Directions:
Tell how many lines include the string "heading". Answer with a single number.

Dataset items:
◆ ◆ ◆ ◆ ◆ ◆ ◆

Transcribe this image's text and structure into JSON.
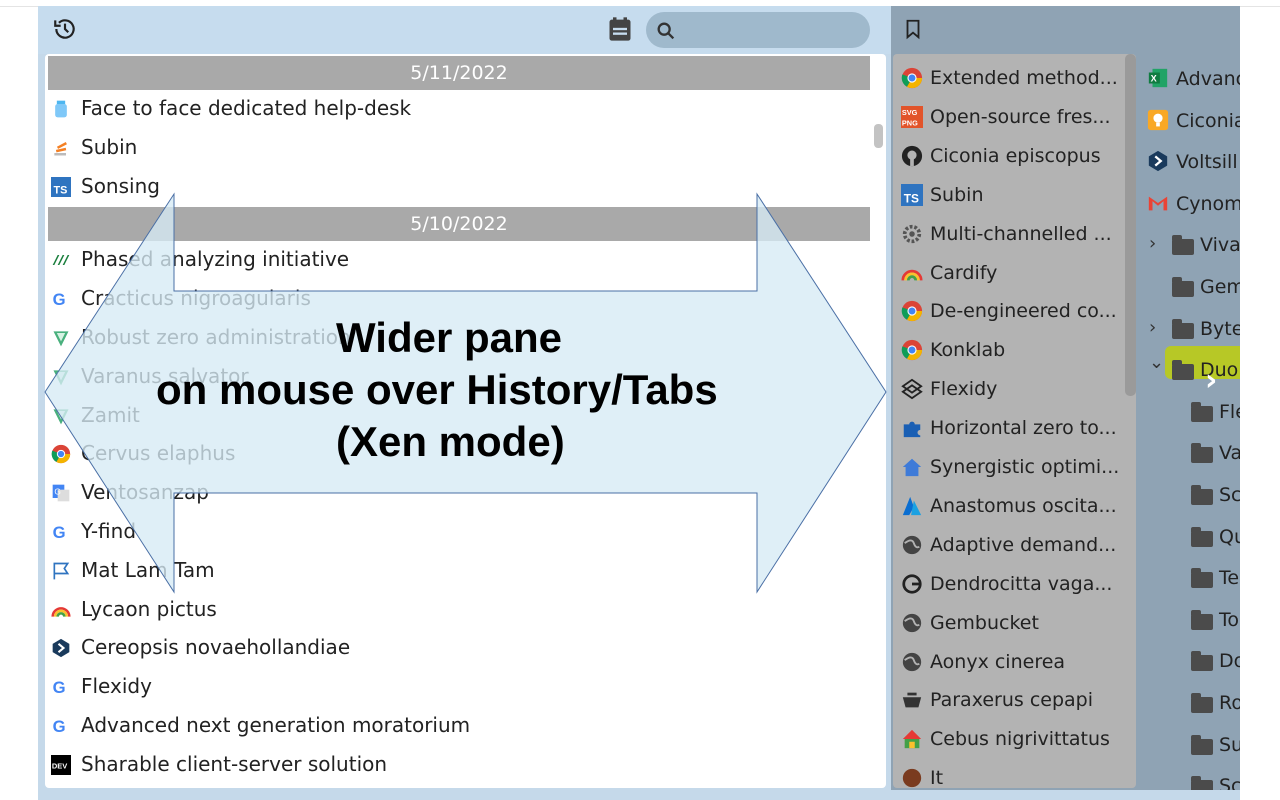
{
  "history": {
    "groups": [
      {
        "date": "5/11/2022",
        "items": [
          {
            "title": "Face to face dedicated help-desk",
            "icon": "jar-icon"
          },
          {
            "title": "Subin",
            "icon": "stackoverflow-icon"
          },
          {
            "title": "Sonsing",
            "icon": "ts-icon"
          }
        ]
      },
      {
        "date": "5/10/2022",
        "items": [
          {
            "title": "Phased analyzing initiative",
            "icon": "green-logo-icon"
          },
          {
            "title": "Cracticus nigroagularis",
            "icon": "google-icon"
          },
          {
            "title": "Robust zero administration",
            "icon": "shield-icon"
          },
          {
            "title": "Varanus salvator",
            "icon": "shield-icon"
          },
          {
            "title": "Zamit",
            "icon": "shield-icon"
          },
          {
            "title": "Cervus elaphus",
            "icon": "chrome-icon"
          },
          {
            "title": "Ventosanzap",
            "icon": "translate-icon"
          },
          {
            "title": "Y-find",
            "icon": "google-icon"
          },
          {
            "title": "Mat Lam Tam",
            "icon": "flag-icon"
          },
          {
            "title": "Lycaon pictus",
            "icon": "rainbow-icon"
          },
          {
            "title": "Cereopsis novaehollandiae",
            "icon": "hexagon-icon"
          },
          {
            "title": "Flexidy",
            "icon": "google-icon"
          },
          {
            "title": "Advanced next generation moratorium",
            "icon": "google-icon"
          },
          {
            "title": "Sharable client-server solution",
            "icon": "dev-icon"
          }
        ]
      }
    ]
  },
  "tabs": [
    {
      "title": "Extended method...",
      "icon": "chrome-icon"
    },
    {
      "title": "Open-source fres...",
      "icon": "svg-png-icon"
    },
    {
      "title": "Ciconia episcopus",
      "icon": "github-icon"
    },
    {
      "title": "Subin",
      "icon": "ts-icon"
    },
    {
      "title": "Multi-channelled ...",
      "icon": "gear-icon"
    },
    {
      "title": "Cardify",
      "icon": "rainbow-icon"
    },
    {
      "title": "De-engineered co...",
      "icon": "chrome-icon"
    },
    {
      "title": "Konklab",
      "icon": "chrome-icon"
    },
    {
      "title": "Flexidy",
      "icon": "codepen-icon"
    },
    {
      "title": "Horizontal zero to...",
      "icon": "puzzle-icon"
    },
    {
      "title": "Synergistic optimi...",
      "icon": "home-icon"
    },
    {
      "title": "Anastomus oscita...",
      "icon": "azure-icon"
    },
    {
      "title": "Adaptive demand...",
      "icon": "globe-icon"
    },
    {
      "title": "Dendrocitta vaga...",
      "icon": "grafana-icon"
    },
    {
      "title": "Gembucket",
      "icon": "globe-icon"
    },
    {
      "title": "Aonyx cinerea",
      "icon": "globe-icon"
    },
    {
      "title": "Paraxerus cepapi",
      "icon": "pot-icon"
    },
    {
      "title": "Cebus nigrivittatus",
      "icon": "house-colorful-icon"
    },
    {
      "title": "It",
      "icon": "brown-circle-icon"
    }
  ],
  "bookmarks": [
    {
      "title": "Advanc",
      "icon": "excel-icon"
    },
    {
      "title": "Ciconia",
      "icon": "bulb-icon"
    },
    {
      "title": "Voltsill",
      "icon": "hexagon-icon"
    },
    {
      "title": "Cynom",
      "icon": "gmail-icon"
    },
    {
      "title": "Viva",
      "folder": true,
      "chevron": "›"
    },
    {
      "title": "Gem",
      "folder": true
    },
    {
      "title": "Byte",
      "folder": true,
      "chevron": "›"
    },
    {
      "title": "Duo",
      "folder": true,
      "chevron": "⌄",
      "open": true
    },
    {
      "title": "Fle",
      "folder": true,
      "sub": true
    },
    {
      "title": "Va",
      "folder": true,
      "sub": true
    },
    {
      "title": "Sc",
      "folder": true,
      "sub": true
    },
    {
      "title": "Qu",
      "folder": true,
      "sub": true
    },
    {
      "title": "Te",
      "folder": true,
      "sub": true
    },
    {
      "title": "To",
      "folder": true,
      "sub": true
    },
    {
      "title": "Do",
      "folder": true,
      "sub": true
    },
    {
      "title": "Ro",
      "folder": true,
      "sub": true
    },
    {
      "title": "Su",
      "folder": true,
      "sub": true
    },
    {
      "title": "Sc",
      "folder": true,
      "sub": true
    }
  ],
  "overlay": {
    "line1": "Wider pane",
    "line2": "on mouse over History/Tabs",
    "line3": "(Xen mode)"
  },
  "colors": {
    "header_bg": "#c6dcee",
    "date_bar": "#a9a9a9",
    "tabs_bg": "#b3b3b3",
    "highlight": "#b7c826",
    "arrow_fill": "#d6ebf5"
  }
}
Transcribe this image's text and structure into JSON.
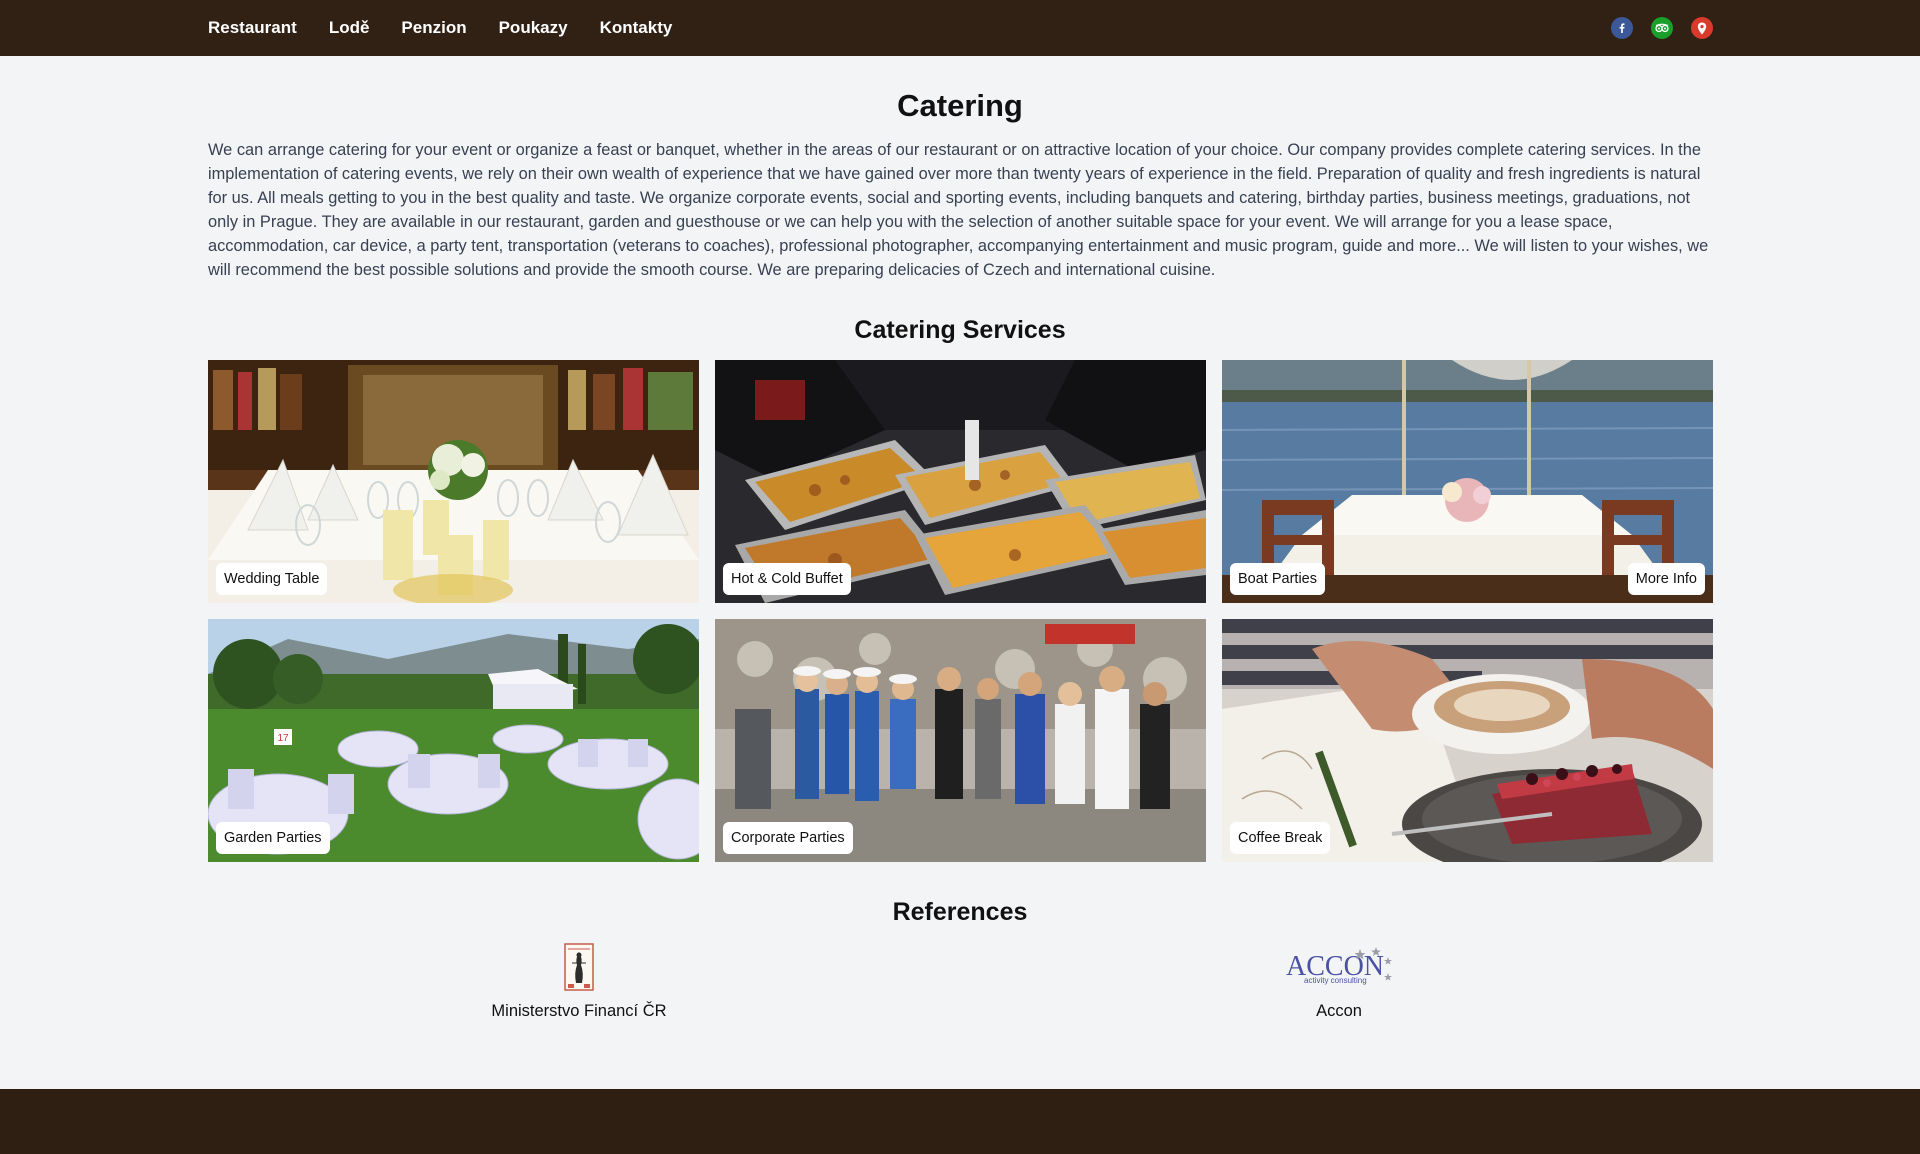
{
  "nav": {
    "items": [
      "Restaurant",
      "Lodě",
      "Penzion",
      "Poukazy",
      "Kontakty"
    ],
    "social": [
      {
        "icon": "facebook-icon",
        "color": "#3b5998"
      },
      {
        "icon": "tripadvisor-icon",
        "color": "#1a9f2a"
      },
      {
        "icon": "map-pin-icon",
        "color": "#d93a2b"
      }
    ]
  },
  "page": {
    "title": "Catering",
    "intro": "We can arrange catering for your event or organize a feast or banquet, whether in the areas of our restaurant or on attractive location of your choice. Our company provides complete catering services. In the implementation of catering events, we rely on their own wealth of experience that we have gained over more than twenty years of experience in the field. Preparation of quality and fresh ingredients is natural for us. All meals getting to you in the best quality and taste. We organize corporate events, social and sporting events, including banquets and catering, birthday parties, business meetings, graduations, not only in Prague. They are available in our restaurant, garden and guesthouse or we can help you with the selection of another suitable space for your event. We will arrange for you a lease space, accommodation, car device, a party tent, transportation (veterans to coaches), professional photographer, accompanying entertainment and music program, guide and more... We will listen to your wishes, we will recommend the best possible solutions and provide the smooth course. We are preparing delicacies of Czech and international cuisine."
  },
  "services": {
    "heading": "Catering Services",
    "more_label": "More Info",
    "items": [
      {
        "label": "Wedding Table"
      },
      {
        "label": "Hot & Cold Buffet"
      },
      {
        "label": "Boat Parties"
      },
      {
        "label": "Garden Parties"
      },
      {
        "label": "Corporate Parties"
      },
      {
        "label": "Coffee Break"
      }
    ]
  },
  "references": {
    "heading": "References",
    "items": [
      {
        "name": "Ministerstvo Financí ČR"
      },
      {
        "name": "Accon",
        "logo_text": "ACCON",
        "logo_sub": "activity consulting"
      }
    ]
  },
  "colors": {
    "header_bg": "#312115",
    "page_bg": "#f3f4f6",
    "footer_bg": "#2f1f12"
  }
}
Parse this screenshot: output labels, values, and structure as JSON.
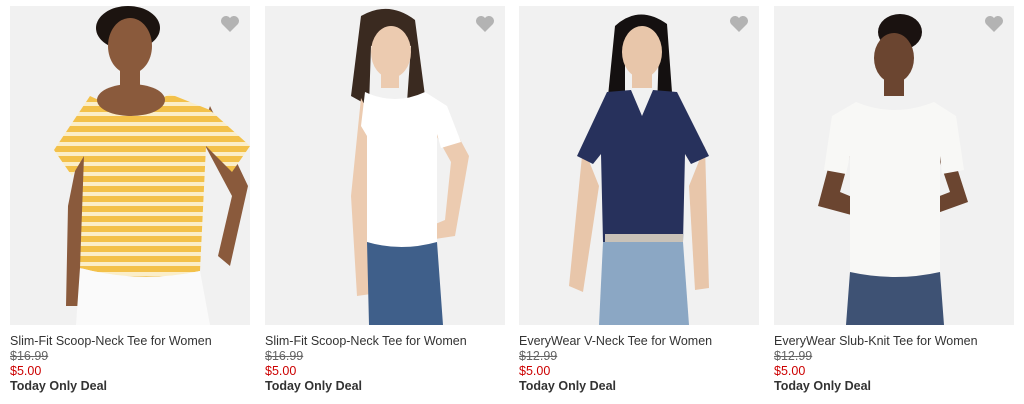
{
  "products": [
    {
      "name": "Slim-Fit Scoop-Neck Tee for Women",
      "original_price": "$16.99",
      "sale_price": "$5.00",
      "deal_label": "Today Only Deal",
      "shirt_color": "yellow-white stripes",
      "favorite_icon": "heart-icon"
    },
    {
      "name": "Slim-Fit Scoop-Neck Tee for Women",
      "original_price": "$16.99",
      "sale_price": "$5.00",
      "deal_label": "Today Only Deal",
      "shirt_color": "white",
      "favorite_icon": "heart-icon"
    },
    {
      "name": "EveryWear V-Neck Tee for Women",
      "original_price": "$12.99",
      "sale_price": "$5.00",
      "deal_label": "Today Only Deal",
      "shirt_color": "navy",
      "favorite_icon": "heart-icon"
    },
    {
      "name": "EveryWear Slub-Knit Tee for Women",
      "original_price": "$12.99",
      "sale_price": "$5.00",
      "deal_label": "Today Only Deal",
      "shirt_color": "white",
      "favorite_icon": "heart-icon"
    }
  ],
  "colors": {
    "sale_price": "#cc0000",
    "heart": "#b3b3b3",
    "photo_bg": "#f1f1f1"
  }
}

◆ ◆ ◆ ◆ ◆ ◆ ◆

Answer to this exercise:
2